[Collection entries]
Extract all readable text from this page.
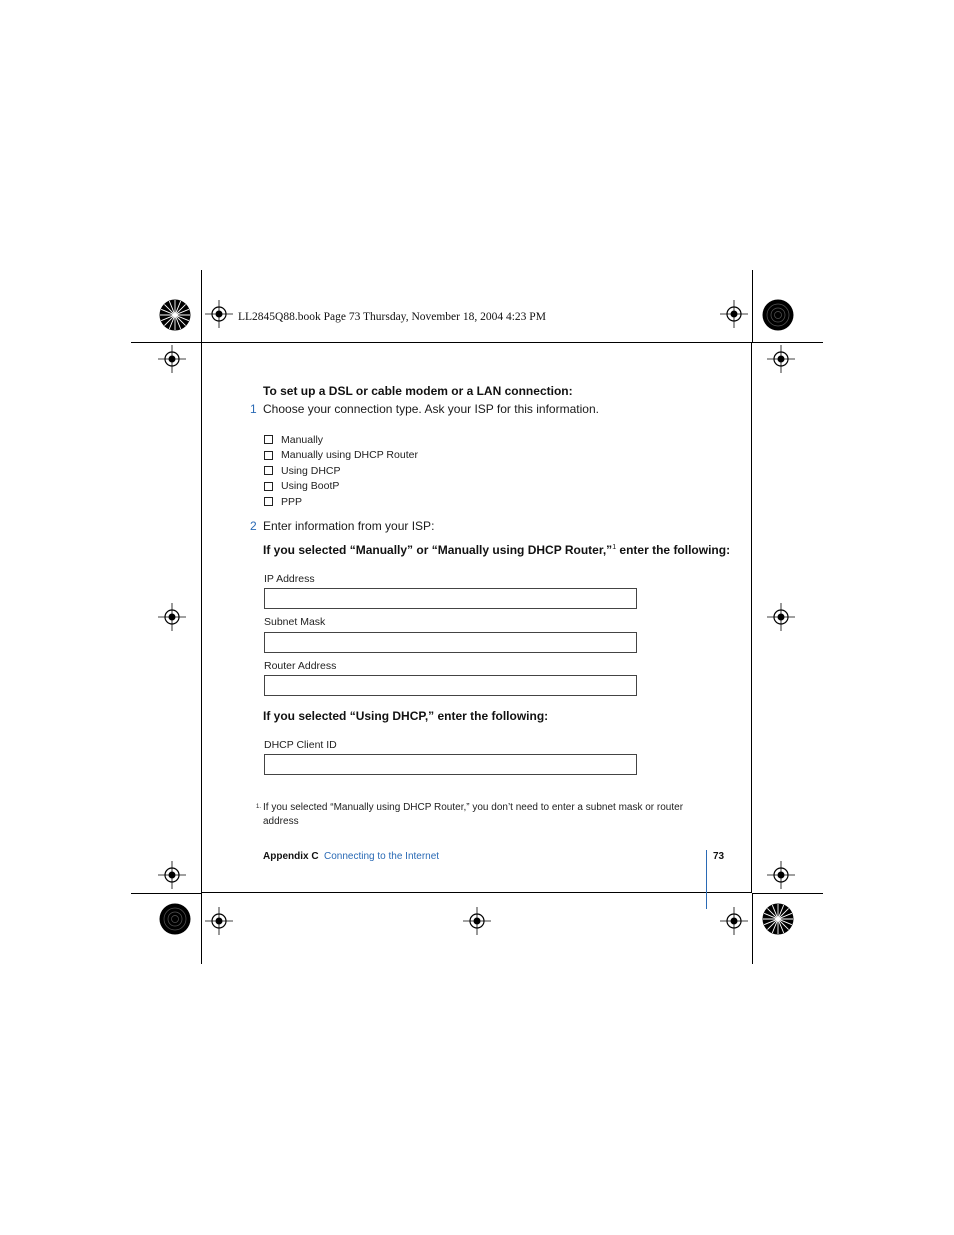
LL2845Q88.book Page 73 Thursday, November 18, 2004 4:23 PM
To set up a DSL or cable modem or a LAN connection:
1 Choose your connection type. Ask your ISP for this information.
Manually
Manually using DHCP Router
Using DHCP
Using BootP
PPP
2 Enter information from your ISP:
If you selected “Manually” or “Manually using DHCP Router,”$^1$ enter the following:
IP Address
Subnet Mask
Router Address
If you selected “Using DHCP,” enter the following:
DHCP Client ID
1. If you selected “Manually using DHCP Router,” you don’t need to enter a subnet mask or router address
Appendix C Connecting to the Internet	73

---

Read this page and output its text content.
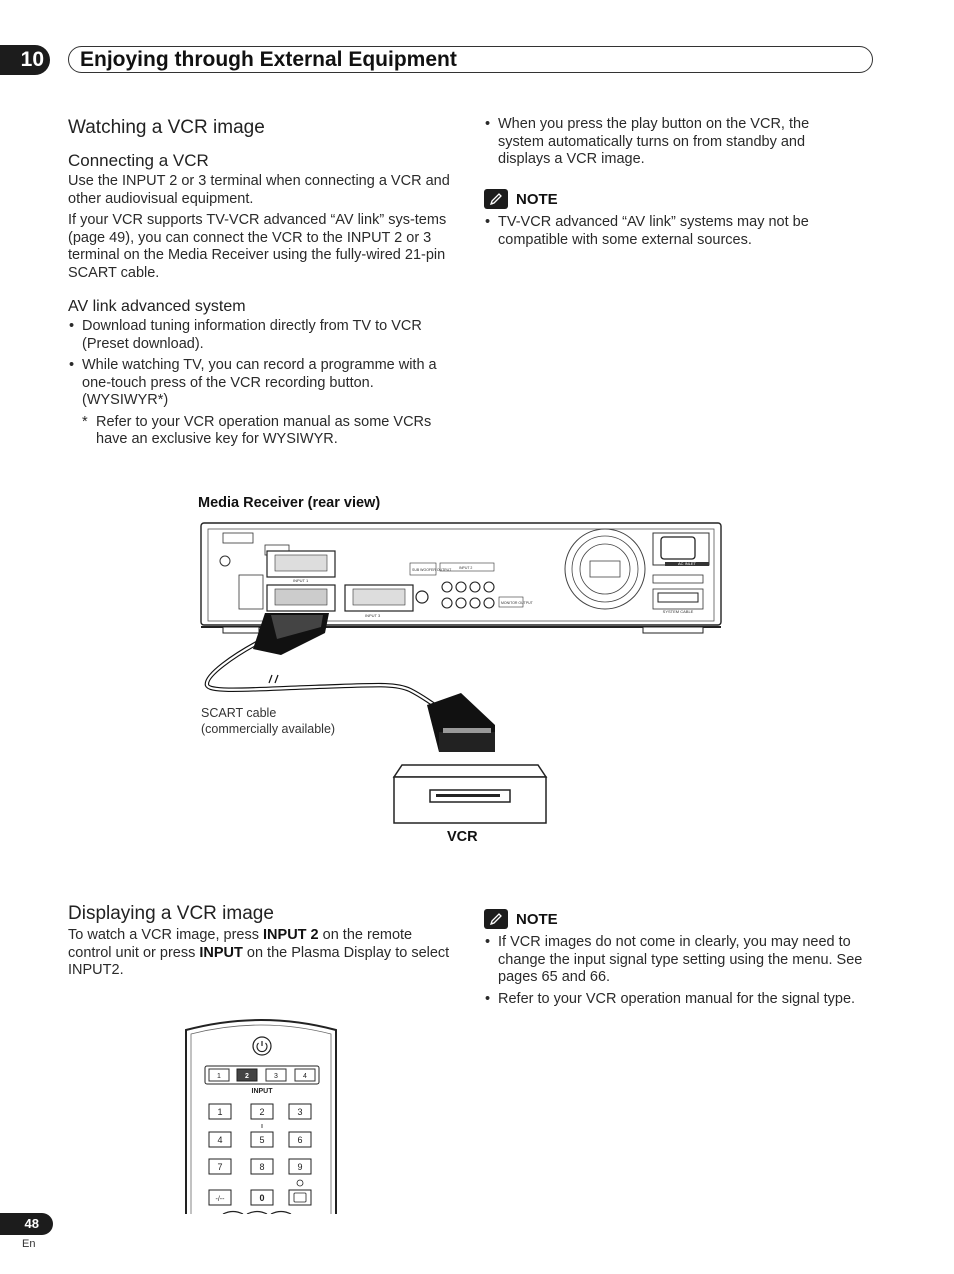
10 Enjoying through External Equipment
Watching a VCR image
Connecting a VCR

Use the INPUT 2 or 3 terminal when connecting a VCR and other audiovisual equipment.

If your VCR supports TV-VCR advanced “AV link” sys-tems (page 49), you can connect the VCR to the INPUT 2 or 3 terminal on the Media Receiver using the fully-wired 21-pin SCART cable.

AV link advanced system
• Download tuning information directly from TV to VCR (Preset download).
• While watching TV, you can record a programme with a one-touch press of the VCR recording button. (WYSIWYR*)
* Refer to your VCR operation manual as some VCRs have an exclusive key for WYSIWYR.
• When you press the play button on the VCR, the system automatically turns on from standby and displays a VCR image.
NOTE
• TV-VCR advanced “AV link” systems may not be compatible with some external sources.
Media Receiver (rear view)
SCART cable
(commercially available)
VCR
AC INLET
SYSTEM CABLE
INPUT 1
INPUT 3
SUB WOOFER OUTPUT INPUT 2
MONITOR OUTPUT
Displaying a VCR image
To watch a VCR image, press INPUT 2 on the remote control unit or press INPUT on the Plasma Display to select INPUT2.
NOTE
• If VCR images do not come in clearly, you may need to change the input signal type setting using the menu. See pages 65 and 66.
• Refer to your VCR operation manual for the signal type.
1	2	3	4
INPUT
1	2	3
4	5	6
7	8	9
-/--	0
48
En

§ **What you will do**:
List all lines in the material containing the string "need".

§ **Exercise answer**:
1. If you selected “Manually using DHCP Router,” you don’t need to enter a subnet mask or router address
• If VCR images do not come in clearly, you may need to change the input signal type setting using the menu. See pages 65 and 66.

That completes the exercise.